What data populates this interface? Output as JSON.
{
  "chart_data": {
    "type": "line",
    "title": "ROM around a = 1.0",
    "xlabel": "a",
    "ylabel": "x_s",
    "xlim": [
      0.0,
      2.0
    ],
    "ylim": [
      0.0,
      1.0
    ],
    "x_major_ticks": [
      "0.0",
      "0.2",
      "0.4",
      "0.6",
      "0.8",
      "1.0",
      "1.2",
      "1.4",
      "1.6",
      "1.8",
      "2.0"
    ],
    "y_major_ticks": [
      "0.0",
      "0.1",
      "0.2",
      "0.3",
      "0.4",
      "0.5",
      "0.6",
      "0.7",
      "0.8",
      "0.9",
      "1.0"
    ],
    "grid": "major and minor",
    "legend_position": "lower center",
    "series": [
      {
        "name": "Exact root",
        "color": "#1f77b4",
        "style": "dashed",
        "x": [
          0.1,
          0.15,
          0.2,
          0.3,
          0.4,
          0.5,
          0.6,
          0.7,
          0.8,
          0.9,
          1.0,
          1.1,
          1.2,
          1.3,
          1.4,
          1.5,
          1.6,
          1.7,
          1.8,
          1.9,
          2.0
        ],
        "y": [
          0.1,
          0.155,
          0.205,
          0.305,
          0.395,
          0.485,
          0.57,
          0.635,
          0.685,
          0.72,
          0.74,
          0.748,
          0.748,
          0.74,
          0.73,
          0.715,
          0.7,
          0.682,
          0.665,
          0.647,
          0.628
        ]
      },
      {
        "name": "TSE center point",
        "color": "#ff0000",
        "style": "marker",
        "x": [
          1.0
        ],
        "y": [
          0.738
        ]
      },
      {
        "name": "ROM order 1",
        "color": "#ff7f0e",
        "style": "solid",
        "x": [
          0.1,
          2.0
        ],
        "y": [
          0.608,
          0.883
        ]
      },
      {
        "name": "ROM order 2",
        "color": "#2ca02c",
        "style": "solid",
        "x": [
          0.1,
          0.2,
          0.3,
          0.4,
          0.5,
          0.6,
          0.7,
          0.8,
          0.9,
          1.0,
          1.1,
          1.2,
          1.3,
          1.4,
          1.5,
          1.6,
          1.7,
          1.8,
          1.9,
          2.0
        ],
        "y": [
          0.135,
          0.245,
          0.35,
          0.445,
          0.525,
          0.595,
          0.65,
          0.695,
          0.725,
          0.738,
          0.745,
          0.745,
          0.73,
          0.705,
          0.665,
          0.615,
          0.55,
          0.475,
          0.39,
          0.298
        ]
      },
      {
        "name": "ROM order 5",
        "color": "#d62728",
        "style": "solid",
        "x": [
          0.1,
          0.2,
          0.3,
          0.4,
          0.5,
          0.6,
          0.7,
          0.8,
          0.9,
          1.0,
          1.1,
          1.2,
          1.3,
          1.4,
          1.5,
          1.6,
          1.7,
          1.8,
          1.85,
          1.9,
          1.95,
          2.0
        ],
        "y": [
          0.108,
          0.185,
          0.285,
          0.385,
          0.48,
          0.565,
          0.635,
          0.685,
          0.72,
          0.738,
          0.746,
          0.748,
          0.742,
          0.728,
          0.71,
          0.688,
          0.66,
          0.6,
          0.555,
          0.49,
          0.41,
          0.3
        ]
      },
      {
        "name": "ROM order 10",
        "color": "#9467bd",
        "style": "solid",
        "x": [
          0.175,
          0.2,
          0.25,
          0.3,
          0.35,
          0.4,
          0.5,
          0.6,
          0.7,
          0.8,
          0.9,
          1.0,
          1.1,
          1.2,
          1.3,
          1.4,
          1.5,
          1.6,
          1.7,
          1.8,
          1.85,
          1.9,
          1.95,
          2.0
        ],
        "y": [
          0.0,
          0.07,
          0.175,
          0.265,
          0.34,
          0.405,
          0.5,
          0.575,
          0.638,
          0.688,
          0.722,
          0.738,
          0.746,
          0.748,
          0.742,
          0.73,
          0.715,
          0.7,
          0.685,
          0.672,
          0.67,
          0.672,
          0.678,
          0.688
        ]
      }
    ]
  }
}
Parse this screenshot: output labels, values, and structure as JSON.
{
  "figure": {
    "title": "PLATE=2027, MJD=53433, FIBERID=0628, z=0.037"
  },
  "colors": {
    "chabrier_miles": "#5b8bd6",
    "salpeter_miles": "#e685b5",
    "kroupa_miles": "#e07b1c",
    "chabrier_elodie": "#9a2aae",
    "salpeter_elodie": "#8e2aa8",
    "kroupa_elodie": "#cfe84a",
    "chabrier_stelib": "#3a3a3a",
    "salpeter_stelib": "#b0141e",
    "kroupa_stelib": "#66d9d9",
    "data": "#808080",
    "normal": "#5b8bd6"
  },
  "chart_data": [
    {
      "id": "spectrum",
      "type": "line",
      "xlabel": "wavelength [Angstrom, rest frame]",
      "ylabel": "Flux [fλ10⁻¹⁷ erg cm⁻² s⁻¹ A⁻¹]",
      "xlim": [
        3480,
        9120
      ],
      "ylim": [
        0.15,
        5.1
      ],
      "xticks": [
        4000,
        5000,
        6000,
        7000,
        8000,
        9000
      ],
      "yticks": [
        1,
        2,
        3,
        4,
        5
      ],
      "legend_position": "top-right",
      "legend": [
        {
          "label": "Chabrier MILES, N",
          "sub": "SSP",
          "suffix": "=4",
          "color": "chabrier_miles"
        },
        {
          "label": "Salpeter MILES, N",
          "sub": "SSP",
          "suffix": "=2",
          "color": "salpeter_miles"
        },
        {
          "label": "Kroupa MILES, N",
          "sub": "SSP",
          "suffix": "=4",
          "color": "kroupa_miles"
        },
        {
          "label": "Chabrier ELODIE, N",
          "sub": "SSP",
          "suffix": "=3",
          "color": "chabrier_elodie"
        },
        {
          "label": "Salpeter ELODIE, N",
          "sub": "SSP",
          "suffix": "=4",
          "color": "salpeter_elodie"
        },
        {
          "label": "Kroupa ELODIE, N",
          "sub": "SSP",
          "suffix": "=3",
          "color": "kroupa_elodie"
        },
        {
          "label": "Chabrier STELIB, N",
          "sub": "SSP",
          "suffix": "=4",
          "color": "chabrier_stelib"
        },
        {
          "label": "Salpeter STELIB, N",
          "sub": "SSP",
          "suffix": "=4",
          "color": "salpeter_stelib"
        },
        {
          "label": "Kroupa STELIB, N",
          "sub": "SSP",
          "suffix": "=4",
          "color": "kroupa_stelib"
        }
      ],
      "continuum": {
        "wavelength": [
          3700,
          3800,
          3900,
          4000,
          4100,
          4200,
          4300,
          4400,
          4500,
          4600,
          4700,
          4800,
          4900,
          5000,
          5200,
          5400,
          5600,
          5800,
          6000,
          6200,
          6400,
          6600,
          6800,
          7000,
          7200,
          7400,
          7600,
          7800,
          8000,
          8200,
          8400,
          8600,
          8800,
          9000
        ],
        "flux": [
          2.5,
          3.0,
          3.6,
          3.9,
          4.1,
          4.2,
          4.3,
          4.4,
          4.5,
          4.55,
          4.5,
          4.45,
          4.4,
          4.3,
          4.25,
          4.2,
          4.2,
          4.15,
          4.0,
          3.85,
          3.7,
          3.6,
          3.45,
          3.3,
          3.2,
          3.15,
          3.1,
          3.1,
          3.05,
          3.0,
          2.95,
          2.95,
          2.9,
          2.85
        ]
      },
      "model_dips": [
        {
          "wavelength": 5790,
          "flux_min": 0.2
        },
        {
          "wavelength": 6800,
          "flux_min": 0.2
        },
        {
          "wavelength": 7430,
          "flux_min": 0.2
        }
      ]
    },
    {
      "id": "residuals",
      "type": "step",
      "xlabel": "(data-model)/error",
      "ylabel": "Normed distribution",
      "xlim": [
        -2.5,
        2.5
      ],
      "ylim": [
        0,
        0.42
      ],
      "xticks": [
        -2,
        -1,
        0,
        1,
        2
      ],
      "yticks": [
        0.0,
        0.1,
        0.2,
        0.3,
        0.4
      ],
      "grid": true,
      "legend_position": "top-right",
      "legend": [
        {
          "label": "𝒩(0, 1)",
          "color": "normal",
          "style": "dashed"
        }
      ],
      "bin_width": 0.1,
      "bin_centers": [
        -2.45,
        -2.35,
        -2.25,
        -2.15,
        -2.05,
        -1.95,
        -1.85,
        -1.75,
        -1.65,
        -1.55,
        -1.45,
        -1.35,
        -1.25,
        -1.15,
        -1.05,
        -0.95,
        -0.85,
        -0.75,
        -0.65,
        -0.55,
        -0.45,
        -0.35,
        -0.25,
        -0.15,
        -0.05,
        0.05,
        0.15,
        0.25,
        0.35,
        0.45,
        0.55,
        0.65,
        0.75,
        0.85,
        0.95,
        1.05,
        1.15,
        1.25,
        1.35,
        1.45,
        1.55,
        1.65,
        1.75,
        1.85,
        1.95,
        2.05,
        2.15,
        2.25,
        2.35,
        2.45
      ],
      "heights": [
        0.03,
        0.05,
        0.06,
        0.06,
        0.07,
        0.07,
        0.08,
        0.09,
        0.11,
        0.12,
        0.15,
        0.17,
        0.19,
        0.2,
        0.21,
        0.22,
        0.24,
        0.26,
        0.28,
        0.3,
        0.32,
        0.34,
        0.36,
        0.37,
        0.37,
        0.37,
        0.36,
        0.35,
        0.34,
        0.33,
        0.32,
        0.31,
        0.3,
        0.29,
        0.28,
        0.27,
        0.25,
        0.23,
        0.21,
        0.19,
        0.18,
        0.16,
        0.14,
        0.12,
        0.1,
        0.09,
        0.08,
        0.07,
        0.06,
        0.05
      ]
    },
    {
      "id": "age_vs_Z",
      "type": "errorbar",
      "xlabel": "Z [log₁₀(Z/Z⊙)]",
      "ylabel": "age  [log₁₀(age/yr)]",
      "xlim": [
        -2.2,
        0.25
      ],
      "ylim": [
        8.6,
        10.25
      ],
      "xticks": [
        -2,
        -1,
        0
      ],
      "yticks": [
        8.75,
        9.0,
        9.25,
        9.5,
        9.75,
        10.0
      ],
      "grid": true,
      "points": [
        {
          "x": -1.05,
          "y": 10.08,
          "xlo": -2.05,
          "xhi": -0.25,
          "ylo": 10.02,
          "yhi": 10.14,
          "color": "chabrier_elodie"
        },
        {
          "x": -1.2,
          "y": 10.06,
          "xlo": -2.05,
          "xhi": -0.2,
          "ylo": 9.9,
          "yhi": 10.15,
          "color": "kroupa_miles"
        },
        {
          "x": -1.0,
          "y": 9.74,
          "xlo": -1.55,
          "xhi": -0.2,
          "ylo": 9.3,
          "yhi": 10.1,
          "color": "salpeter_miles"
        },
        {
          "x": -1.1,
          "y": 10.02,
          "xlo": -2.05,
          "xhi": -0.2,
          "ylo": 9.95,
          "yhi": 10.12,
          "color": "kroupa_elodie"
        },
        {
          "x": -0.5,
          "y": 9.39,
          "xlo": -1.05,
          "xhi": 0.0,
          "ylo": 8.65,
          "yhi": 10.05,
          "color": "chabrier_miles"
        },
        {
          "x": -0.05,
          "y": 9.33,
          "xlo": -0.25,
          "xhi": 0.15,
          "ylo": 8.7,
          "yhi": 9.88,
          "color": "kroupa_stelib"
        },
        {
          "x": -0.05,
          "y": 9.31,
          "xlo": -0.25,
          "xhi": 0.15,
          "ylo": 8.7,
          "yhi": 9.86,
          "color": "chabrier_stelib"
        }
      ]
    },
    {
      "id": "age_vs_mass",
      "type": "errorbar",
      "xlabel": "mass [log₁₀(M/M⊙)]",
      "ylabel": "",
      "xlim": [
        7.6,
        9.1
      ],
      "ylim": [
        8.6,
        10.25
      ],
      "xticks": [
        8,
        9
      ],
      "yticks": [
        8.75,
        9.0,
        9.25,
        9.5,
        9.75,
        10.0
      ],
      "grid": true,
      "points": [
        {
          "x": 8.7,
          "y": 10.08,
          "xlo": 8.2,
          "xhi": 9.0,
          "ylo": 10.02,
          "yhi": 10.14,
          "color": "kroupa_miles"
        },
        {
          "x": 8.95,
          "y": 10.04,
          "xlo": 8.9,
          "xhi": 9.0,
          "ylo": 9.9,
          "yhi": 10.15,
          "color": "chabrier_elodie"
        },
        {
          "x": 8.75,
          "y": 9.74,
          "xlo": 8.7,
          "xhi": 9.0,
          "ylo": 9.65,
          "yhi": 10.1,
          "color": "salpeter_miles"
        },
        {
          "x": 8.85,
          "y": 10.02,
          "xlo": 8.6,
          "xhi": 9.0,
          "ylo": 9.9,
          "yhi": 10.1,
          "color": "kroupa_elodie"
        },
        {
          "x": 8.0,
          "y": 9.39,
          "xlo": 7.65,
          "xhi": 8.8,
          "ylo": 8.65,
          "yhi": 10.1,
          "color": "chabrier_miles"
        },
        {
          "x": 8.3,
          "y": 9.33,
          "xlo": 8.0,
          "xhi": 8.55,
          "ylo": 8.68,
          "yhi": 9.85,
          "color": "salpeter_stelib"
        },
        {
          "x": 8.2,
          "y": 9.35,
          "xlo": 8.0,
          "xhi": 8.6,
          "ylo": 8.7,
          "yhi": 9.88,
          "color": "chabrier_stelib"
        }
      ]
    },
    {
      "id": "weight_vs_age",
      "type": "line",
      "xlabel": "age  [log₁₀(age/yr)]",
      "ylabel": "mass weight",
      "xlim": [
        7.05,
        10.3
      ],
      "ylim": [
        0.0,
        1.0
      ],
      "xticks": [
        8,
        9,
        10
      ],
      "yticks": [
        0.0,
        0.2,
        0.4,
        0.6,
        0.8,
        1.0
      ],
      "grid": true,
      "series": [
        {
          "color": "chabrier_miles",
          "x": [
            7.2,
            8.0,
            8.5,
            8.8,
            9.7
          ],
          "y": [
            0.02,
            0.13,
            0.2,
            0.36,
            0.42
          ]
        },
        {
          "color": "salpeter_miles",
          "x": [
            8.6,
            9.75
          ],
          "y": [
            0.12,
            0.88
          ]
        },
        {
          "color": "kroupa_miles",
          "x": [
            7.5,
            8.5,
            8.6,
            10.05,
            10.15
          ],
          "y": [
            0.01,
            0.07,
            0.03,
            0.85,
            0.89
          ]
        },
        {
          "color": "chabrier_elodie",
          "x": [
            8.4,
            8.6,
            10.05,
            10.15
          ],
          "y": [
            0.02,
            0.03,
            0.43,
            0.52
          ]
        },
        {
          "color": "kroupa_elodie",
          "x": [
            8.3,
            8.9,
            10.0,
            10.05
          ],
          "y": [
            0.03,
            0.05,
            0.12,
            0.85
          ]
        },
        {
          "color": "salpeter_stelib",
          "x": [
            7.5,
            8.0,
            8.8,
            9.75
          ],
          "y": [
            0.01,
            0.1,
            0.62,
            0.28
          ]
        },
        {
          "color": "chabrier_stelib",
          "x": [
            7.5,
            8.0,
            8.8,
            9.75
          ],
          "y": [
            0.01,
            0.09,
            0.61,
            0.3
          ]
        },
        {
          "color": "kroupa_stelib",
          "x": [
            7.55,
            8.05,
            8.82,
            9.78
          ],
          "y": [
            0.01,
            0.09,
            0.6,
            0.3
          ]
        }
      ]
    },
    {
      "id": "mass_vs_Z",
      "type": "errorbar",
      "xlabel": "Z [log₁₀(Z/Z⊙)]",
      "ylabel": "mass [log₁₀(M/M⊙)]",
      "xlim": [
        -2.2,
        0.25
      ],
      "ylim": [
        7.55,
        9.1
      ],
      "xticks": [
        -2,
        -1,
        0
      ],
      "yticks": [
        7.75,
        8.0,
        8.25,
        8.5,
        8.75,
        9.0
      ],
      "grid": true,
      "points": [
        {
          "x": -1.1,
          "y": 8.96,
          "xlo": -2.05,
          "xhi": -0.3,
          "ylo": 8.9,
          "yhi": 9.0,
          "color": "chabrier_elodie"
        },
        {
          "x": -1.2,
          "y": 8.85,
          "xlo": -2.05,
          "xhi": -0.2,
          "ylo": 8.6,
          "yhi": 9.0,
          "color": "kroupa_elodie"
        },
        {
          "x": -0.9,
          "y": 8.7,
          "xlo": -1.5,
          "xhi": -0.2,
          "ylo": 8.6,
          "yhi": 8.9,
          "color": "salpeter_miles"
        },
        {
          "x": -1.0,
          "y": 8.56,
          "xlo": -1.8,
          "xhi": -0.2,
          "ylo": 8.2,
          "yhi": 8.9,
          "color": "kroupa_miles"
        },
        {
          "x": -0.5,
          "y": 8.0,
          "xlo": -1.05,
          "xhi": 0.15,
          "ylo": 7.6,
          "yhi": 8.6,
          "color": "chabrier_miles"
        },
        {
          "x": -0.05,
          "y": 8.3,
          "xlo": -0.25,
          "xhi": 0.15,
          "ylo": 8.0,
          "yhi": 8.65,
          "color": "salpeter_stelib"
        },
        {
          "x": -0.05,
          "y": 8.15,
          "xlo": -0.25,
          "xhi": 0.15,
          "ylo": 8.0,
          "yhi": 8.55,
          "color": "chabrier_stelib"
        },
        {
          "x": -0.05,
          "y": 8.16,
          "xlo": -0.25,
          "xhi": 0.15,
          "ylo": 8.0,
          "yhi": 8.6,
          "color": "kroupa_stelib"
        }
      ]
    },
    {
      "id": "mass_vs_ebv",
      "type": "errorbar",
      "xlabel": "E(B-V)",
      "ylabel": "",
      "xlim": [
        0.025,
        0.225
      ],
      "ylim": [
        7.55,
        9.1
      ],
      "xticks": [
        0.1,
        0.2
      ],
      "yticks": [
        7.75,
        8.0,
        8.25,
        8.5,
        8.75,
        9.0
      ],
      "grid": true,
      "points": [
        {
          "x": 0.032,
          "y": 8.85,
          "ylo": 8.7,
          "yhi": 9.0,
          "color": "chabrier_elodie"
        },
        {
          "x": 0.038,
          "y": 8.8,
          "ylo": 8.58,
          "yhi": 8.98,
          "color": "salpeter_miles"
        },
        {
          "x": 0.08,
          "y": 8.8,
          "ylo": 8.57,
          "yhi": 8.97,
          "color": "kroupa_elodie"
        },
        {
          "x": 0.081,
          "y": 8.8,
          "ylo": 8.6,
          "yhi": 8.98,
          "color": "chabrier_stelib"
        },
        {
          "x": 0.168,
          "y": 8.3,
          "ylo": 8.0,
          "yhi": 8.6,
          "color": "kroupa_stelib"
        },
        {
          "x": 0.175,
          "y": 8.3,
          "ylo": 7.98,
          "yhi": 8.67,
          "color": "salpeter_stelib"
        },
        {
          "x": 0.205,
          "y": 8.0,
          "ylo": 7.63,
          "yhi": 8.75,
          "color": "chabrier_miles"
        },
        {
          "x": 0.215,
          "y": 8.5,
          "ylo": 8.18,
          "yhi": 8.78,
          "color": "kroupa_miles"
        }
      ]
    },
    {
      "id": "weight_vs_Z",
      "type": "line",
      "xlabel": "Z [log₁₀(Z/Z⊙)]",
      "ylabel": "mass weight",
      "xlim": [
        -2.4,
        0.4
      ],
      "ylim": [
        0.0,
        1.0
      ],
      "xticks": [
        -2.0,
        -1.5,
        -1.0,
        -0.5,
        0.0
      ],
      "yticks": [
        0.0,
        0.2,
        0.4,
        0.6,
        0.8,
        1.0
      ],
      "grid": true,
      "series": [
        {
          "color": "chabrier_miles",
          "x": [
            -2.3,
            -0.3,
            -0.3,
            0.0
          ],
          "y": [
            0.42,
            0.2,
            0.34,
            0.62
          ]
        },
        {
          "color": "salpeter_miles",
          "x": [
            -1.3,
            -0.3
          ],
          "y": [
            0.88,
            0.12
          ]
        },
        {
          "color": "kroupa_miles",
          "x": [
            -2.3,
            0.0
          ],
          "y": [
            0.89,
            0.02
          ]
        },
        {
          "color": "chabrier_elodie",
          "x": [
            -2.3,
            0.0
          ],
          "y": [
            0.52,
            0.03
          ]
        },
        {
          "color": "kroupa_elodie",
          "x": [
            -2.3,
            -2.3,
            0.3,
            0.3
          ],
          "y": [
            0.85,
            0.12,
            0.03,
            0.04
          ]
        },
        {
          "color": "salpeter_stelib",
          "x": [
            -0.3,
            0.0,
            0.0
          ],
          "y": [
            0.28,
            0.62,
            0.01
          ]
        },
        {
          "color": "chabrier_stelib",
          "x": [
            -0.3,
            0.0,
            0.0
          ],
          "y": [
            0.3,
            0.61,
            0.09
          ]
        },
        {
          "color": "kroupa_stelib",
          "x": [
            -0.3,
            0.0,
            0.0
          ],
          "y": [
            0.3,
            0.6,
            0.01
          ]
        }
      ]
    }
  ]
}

========

Work instructions. Each line in the data that holds the string "ylabel" should be found and copied.

Exercise response.
    "ylabel": "x_s",
      "ylabel": "Flux [fλ10⁻¹⁷ erg cm⁻² s⁻¹ A⁻¹]",
      "ylabel": "Normed distribution",
      "ylabel": "age  [log₁₀(age/yr)]",
      "ylabel": "",
      "ylabel": "mass weight",
      "ylabel": "mass [log₁₀(M/M⊙)]",
      "ylabel": "",
      "ylabel": "mass weight",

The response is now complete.